Requirements:
Take every line from the material that has the word "image" in it.

Given data:
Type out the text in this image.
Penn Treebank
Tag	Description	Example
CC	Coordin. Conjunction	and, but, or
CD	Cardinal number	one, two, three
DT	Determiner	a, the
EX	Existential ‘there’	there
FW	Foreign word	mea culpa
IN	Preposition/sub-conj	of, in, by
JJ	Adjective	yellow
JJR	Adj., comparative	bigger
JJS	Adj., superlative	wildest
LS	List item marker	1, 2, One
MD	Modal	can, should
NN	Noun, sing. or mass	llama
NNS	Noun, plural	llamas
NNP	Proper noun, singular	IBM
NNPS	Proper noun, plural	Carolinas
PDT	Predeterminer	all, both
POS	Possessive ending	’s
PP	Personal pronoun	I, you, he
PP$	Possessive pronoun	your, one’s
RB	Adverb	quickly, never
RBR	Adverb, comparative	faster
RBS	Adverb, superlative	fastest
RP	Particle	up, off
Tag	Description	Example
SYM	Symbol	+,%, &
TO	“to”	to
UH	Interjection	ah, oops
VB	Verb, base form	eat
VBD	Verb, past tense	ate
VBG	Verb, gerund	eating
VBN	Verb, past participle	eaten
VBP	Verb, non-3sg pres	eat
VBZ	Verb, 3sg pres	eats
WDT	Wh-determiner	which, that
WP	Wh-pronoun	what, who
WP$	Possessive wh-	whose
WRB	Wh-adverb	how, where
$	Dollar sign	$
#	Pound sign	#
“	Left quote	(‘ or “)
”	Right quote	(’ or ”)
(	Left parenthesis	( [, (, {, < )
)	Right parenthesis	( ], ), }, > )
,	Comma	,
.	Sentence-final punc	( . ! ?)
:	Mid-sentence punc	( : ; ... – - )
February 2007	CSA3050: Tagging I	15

--

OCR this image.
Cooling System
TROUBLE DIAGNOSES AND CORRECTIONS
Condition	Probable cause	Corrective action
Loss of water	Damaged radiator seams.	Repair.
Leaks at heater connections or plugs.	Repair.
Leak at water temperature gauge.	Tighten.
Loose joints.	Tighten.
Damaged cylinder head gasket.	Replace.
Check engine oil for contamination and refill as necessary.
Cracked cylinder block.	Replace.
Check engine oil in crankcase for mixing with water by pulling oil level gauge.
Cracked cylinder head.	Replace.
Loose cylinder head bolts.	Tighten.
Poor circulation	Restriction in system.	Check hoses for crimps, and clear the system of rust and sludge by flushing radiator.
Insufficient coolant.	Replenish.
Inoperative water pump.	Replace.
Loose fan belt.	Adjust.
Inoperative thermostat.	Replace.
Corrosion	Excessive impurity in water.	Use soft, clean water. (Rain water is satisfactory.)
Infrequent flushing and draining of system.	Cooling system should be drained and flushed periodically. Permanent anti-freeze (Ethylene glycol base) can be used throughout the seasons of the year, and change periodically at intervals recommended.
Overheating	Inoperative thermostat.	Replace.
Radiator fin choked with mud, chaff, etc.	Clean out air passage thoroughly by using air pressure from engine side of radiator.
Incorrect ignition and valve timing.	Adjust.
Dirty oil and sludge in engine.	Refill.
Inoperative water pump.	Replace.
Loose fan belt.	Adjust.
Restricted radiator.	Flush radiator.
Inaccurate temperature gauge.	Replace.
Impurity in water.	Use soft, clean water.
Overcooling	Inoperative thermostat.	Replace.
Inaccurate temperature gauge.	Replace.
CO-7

Solution for this problem:
Type out the text in this image.
OCR this image.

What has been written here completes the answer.